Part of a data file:
▬▬▬▬▬▬▬▬▬▬

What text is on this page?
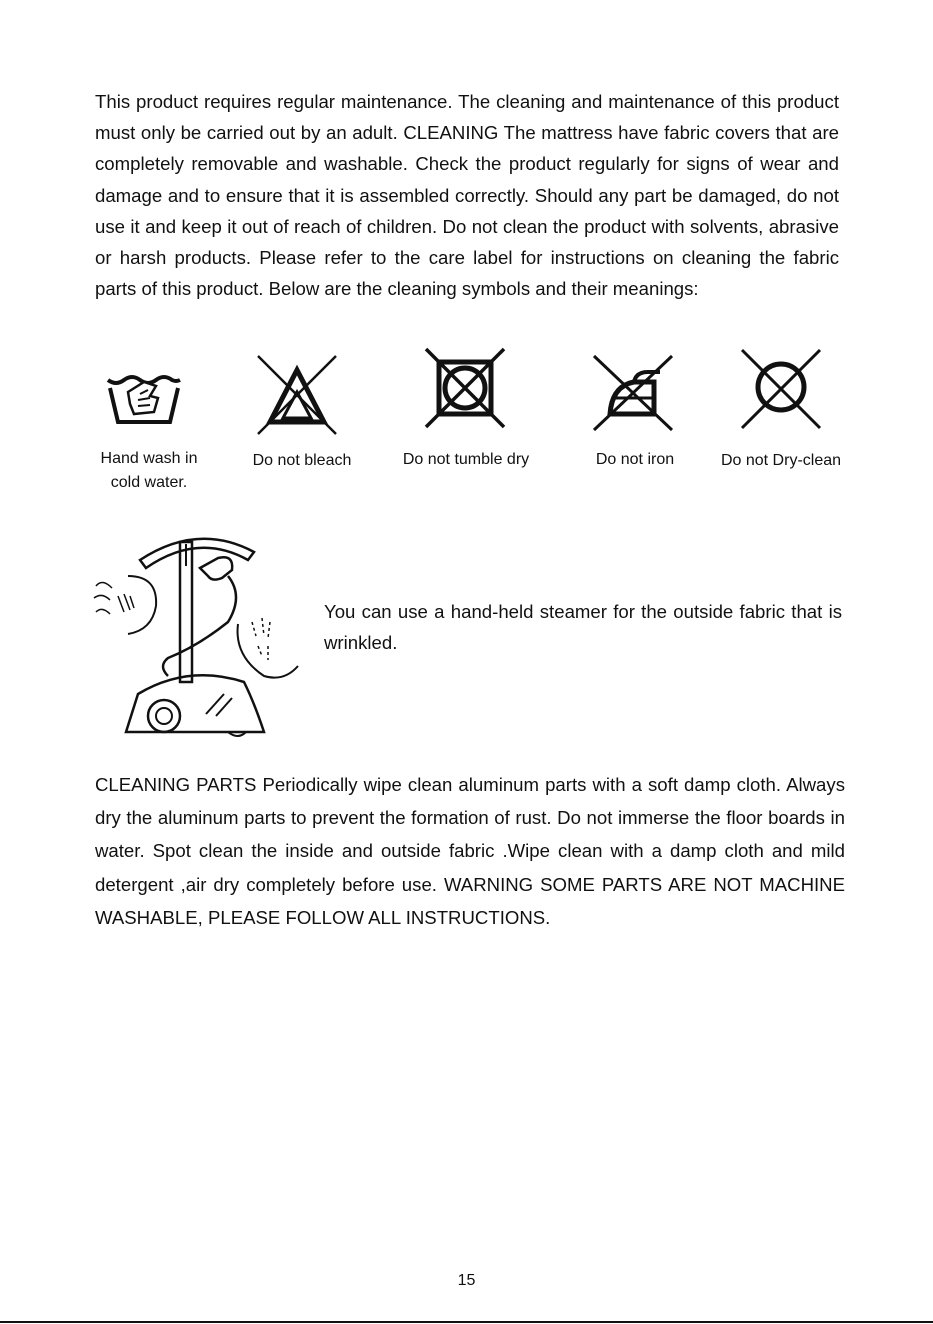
This product requires regular maintenance. The cleaning and maintenance of this product must only be carried out by an adult. CLEANING The mattress have fabric covers that are completely removable and washable. Check the product regularly for signs of wear and damage and to ensure that it is assembled correctly. Should any part be damaged, do not use it and keep it out of reach of children. Do not clean the product with solvents, abrasive or harsh products. Please refer to the care label for instructions on cleaning the fabric parts of this product. Below are the cleaning symbols and their meanings:

Hand wash in
cold water.
Do not bleach	Do not tumble dry	Do not iron	Do not Dry-clean

You can use a hand-held steamer for the outside fabric that is wrinkled.

CLEANING PARTS Periodically wipe clean aluminum parts with a soft damp cloth. Always dry the aluminum parts to prevent the formation of rust. Do not immerse the floor boards in water. Spot clean the inside and outside fabric .Wipe clean with a damp cloth and mild detergent ,air dry completely before use. WARNING SOME PARTS ARE NOT MACHINE WASHABLE, PLEASE FOLLOW ALL INSTRUCTIONS.

15
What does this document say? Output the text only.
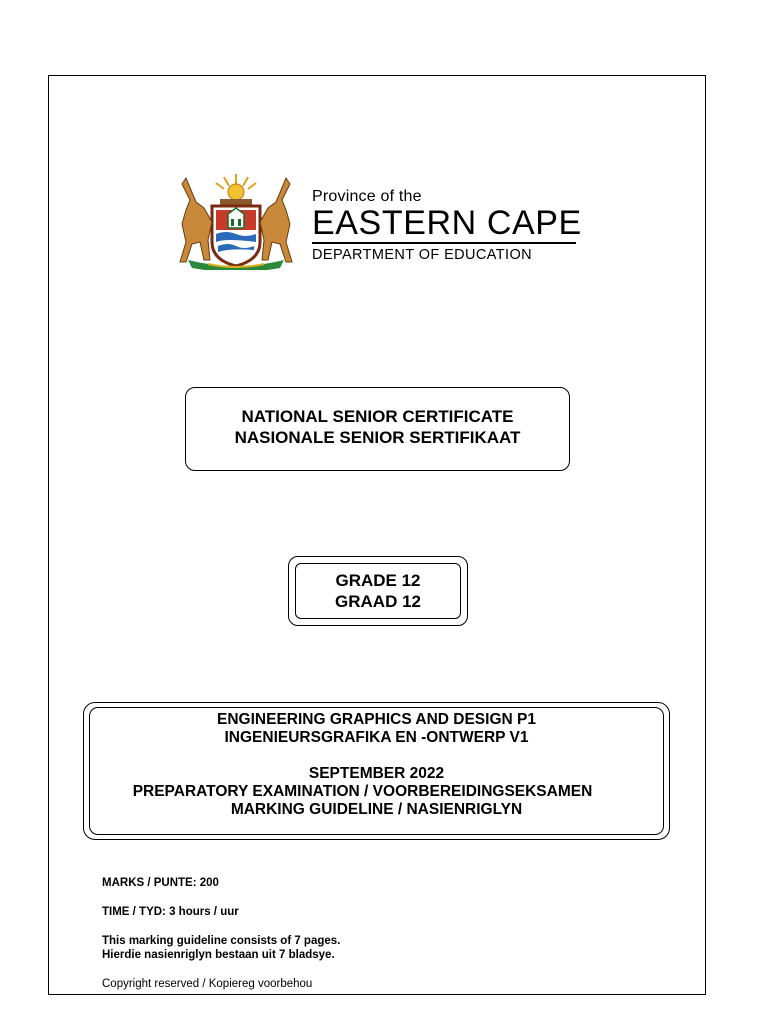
Province of the
EASTERN CAPE
DEPARTMENT OF EDUCATION
NATIONAL SENIOR CERTIFICATE
NASIONALE SENIOR SERTIFIKAAT
GRADE 12
GRAAD 12
ENGINEERING GRAPHICS AND DESIGN P1
INGENIEURSGRAFIKA EN -ONTWERP V1
SEPTEMBER 2022
PREPARATORY EXAMINATION / VOORBEREIDINGSEKSAMEN
MARKING GUIDELINE / NASIENRIGLYN
MARKS / PUNTE: 200
TIME / TYD: 3 hours / uur
This marking guideline consists of 7 pages.
Hierdie nasienriglyn bestaan uit 7 bladsye.
Copyright reserved / Kopiereg voorbehou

▬▬▬▬▬▬▬▬▬▬

*SHORT EXERCISE*
Skip the pictures and print each record exactly as it stands.

*SOLUTION TO THIS EXERCISE*
What text is on this page?
This product requires regular maintenance. The cleaning and maintenance of this product must only be carried out by an adult. CLEANING The mattress have fabric covers that are completely removable and washable. Check the product regularly for signs of wear and damage and to ensure that it is assembled correctly. Should any part be damaged, do not use it and keep it out of reach of children. Do not clean the product with solvents, abrasive or harsh products. Please refer to the care label for instructions on cleaning the fabric parts of this product. Below are the cleaning symbols and their meanings:

Hand wash in
cold water.
Do not bleach	Do not tumble dry	Do not iron	Do not Dry-clean

You can use a hand-held steamer for the outside fabric that is wrinkled.

CLEANING PARTS Periodically wipe clean aluminum parts with a soft damp cloth. Always dry the aluminum parts to prevent the formation of rust. Do not immerse the floor boards in water. Spot clean the inside and outside fabric .Wipe clean with a damp cloth and mild detergent ,air dry completely before use. WARNING SOME PARTS ARE NOT MACHINE WASHABLE, PLEASE FOLLOW ALL INSTRUCTIONS.

15
What does this document say? Output the text only.
Province of the
EASTERN CAPE
DEPARTMENT OF EDUCATION
NATIONAL SENIOR CERTIFICATE
NASIONALE SENIOR SERTIFIKAAT
GRADE 12
GRAAD 12
ENGINEERING GRAPHICS AND DESIGN P1
INGENIEURSGRAFIKA EN -ONTWERP V1
SEPTEMBER 2022
PREPARATORY EXAMINATION / VOORBEREIDINGSEKSAMEN
MARKING GUIDELINE / NASIENRIGLYN
MARKS / PUNTE: 200
TIME / TYD: 3 hours / uur
This marking guideline consists of 7 pages.
Hierdie nasienriglyn bestaan uit 7 bladsye.
Copyright reserved / Kopiereg voorbehou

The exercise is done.